→ Your objective
All of the material below is to be restated word for word, apart from the pictures.

··· Material supplied ···

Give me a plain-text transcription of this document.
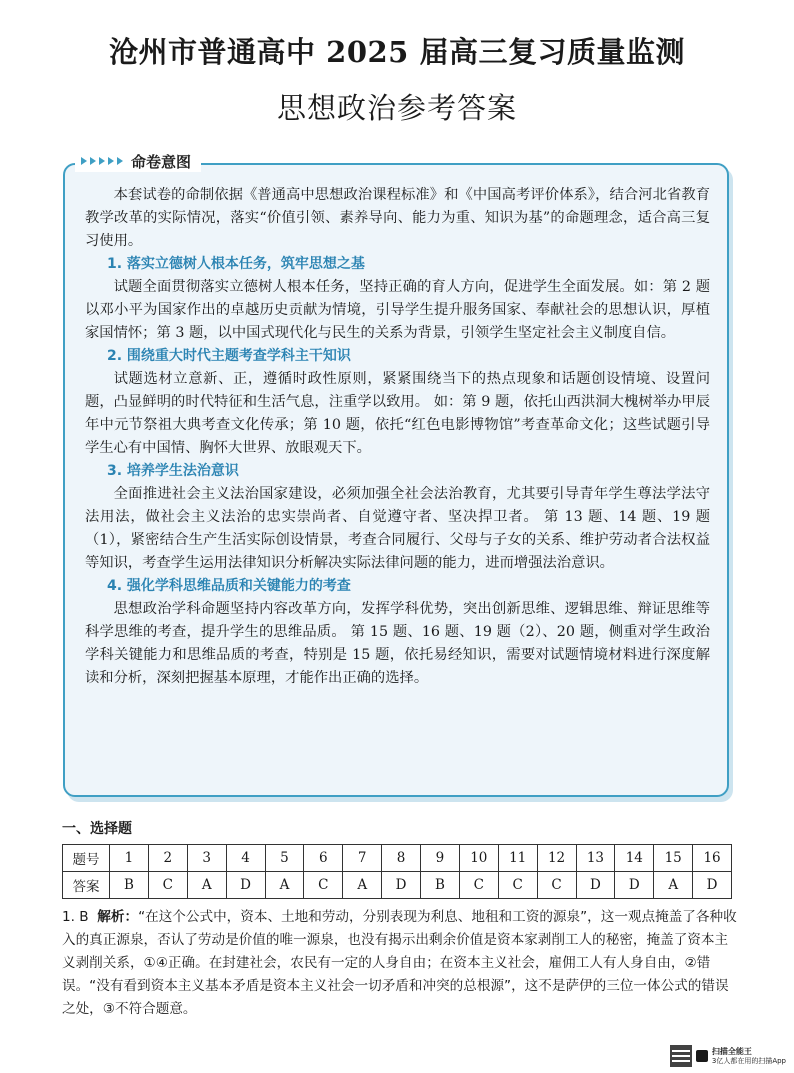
沧州市普通高中 2025 届高三复习质量监测
思想政治参考答案
命卷意图

本套试卷的命制依据《普通高中思想政治课程标准》和《中国高考评价体系》，结合河北省教育教学改革的实际情况，落实“价值引领、素养导向、能力为重、知识为基”的命题理念，适合高三复习使用。

1. 落实立德树人根本任务，筑牢思想之基

试题全面贯彻落实立德树人根本任务，坚持正确的育人方向，促进学生全面发展。如：第 2 题以邓小平为国家作出的卓越历史贡献为情境，引导学生提升服务国家、奉献社会的思想认识，厚植家国情怀；第 3 题，以中国式现代化与民生的关系为背景，引领学生坚定社会主义制度自信。

2. 围绕重大时代主题考查学科主干知识

试题选材立意新、正，遵循时政性原则，紧紧围绕当下的热点现象和话题创设情境、设置问题，凸显鲜明的时代特征和生活气息，注重学以致用。 如：第 9 题，依托山西洪洞大槐树举办甲辰年中元节祭祖大典考查文化传承；第 10 题，依托“红色电影博物馆”考查革命文化；这些试题引导学生心有中国情、胸怀大世界、放眼观天下。

3. 培养学生法治意识

全面推进社会主义法治国家建设，必须加强全社会法治教育，尤其要引导青年学生尊法学法守法用法，做社会主义法治的忠实崇尚者、自觉遵守者、坚决捍卫者。 第 13 题、14 题、19 题（1），紧密结合生产生活实际创设情景，考查合同履行、父母与子女的关系、维护劳动者合法权益等知识，考查学生运用法律知识分析解决实际法律问题的能力，进而增强法治意识。

4. 强化学科思维品质和关键能力的考查

思想政治学科命题坚持内容改革方向，发挥学科优势，突出创新思维、逻辑思维、辩证思维等科学思维的考查，提升学生的思维品质。 第 15 题、16 题、19 题（2）、20 题，侧重对学生政治学科关键能力和思维品质的考查，特别是 15 题，依托易经知识，需要对试题情境材料进行深度解读和分析，深刻把握基本原理，才能作出正确的选择。

一、选择题
题号	1	2	3	4	5	6	7	8	9	10	11	12	13	14	15	16
答案	B	C	A	D	A	C	A	D	B	C	C	C	D	D	A	D
1. B 解析：“在这个公式中，资本、土地和劳动，分别表现为利息、地租和工资的源泉”，这一观点掩盖了各种收入的真正源泉，否认了劳动是价值的唯一源泉，也没有揭示出剩余价值是资本家剥削工人的秘密，掩盖了资本主义剥削关系，①④正确。在封建社会，农民有一定的人身自由；在资本主义社会，雇佣工人有人身自由，②错误。“没有看到资本主义基本矛盾是资本主义社会一切矛盾和冲突的总根源”，这不是萨伊的三位一体公式的错误之处，③不符合题意。
扫描全能王
3亿人都在用的扫描App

···

→ Answer for this exercise
Give me a plain-text transcription of this document.
沧州市普通高中 2025 届高三复习质量监测
思想政治参考答案
命卷意图

本套试卷的命制依据《普通高中思想政治课程标准》和《中国高考评价体系》，结合河北省教育教学改革的实际情况，落实“价值引领、素养导向、能力为重、知识为基”的命题理念，适合高三复习使用。

1. 落实立德树人根本任务，筑牢思想之基

试题全面贯彻落实立德树人根本任务，坚持正确的育人方向，促进学生全面发展。如：第 2 题以邓小平为国家作出的卓越历史贡献为情境，引导学生提升服务国家、奉献社会的思想认识，厚植家国情怀；第 3 题，以中国式现代化与民生的关系为背景，引领学生坚定社会主义制度自信。

2. 围绕重大时代主题考查学科主干知识

试题选材立意新、正，遵循时政性原则，紧紧围绕当下的热点现象和话题创设情境、设置问题，凸显鲜明的时代特征和生活气息，注重学以致用。 如：第 9 题，依托山西洪洞大槐树举办甲辰年中元节祭祖大典考查文化传承；第 10 题，依托“红色电影博物馆”考查革命文化；这些试题引导学生心有中国情、胸怀大世界、放眼观天下。

3. 培养学生法治意识

全面推进社会主义法治国家建设，必须加强全社会法治教育，尤其要引导青年学生尊法学法守法用法，做社会主义法治的忠实崇尚者、自觉遵守者、坚决捍卫者。 第 13 题、14 题、19 题（1），紧密结合生产生活实际创设情景，考查合同履行、父母与子女的关系、维护劳动者合法权益等知识，考查学生运用法律知识分析解决实际法律问题的能力，进而增强法治意识。

4. 强化学科思维品质和关键能力的考查

思想政治学科命题坚持内容改革方向，发挥学科优势，突出创新思维、逻辑思维、辩证思维等科学思维的考查，提升学生的思维品质。 第 15 题、16 题、19 题（2）、20 题，侧重对学生政治学科关键能力和思维品质的考查，特别是 15 题，依托易经知识，需要对试题情境材料进行深度解读和分析，深刻把握基本原理，才能作出正确的选择。

一、选择题
题号	1	2	3	4	5	6	7	8	9	10	11	12	13	14	15	16
答案	B	C	A	D	A	C	A	D	B	C	C	C	D	D	A	D
1. B 解析：“在这个公式中，资本、土地和劳动，分别表现为利息、地租和工资的源泉”，这一观点掩盖了各种收入的真正源泉，否认了劳动是价值的唯一源泉，也没有揭示出剩余价值是资本家剥削工人的秘密，掩盖了资本主义剥削关系，①④正确。在封建社会，农民有一定的人身自由；在资本主义社会，雇佣工人有人身自由，②错误。“没有看到资本主义基本矛盾是资本主义社会一切矛盾和冲突的总根源”，这不是萨伊的三位一体公式的错误之处，③不符合题意。
扫描全能王
3亿人都在用的扫描App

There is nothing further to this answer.